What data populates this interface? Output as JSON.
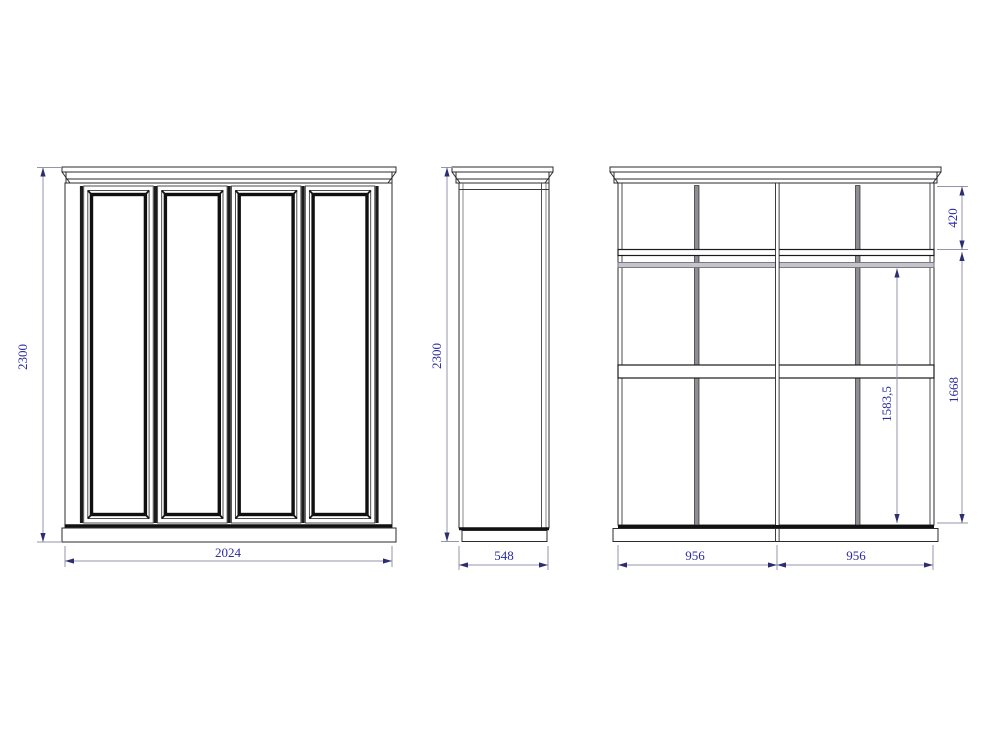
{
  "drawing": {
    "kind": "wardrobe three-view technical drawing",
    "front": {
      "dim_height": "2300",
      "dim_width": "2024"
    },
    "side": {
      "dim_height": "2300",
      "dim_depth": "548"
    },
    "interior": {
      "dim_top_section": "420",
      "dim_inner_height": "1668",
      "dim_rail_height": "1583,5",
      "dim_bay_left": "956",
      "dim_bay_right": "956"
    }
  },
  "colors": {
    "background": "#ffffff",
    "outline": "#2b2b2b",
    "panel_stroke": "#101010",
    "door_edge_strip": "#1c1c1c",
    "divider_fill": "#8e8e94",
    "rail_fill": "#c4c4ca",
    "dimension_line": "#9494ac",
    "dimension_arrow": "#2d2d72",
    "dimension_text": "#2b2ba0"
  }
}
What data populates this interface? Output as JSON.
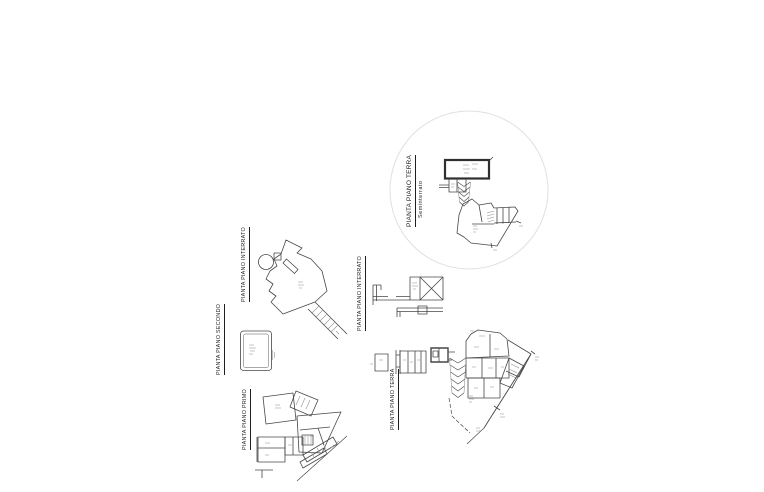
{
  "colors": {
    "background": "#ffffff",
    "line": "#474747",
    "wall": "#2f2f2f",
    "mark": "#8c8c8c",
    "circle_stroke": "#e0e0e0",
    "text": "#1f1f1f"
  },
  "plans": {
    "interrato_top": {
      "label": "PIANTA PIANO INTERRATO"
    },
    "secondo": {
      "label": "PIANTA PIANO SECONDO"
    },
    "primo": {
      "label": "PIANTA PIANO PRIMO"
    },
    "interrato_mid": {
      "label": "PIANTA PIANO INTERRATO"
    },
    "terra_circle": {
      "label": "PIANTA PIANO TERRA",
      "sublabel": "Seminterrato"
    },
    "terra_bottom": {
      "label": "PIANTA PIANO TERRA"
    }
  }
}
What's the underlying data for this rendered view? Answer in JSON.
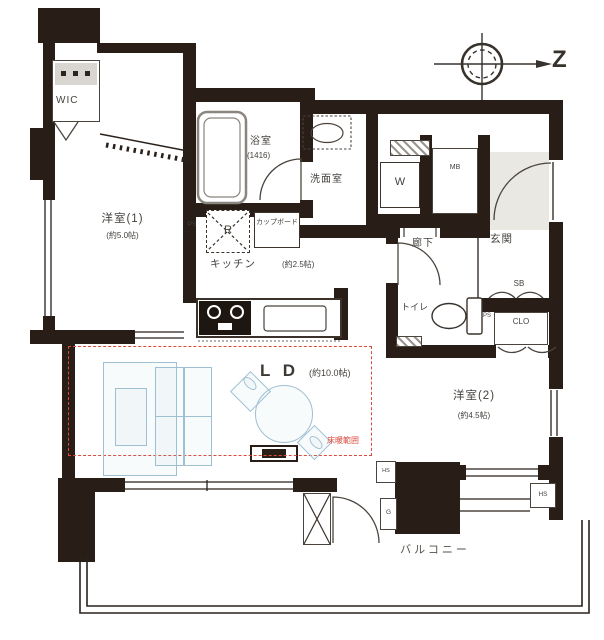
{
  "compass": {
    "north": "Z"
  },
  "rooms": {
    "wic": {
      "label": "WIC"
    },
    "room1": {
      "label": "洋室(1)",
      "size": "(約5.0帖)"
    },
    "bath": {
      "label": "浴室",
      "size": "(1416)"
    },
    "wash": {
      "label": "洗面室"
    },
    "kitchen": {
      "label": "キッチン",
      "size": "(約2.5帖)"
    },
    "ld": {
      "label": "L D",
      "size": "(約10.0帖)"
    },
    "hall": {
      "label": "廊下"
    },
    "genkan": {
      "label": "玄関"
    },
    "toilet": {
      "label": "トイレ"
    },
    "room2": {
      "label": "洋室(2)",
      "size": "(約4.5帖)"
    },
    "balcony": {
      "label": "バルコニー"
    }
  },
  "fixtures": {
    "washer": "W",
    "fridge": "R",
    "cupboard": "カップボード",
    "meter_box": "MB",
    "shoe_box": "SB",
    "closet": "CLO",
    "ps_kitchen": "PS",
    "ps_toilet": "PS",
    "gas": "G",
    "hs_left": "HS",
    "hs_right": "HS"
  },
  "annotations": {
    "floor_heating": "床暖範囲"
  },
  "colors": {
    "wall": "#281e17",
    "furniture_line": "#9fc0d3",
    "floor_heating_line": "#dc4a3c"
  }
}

Given instruction: Every entry must be reproduced exactly, with the images left out.

The response:
What data populates this interface? Output as JSON.
{
  "drawing": {
    "kind": "wardrobe three-view technical drawing",
    "front": {
      "dim_height": "2300",
      "dim_width": "2024"
    },
    "side": {
      "dim_height": "2300",
      "dim_depth": "548"
    },
    "interior": {
      "dim_top_section": "420",
      "dim_inner_height": "1668",
      "dim_rail_height": "1583,5",
      "dim_bay_left": "956",
      "dim_bay_right": "956"
    }
  },
  "colors": {
    "background": "#ffffff",
    "outline": "#2b2b2b",
    "panel_stroke": "#101010",
    "door_edge_strip": "#1c1c1c",
    "divider_fill": "#8e8e94",
    "rail_fill": "#c4c4ca",
    "dimension_line": "#9494ac",
    "dimension_arrow": "#2d2d72",
    "dimension_text": "#2b2ba0"
  }
}
What data populates this interface? Output as JSON.
{
  "colors": {
    "background": "#ffffff",
    "line": "#474747",
    "wall": "#2f2f2f",
    "mark": "#8c8c8c",
    "circle_stroke": "#e0e0e0",
    "text": "#1f1f1f"
  },
  "plans": {
    "interrato_top": {
      "label": "PIANTA PIANO INTERRATO"
    },
    "secondo": {
      "label": "PIANTA PIANO SECONDO"
    },
    "primo": {
      "label": "PIANTA PIANO PRIMO"
    },
    "interrato_mid": {
      "label": "PIANTA PIANO INTERRATO"
    },
    "terra_circle": {
      "label": "PIANTA PIANO TERRA",
      "sublabel": "Seminterrato"
    },
    "terra_bottom": {
      "label": "PIANTA PIANO TERRA"
    }
  }
}
What's the underlying data for this rendered view? Answer in JSON.
{
  "compass": {
    "north": "Z"
  },
  "rooms": {
    "wic": {
      "label": "WIC"
    },
    "room1": {
      "label": "洋室(1)",
      "size": "(約5.0帖)"
    },
    "bath": {
      "label": "浴室",
      "size": "(1416)"
    },
    "wash": {
      "label": "洗面室"
    },
    "kitchen": {
      "label": "キッチン",
      "size": "(約2.5帖)"
    },
    "ld": {
      "label": "L D",
      "size": "(約10.0帖)"
    },
    "hall": {
      "label": "廊下"
    },
    "genkan": {
      "label": "玄関"
    },
    "toilet": {
      "label": "トイレ"
    },
    "room2": {
      "label": "洋室(2)",
      "size": "(約4.5帖)"
    },
    "balcony": {
      "label": "バルコニー"
    }
  },
  "fixtures": {
    "washer": "W",
    "fridge": "R",
    "cupboard": "カップボード",
    "meter_box": "MB",
    "shoe_box": "SB",
    "closet": "CLO",
    "ps_kitchen": "PS",
    "ps_toilet": "PS",
    "gas": "G",
    "hs_left": "HS",
    "hs_right": "HS"
  },
  "annotations": {
    "floor_heating": "床暖範囲"
  },
  "colors": {
    "wall": "#281e17",
    "furniture_line": "#9fc0d3",
    "floor_heating_line": "#dc4a3c"
  }
}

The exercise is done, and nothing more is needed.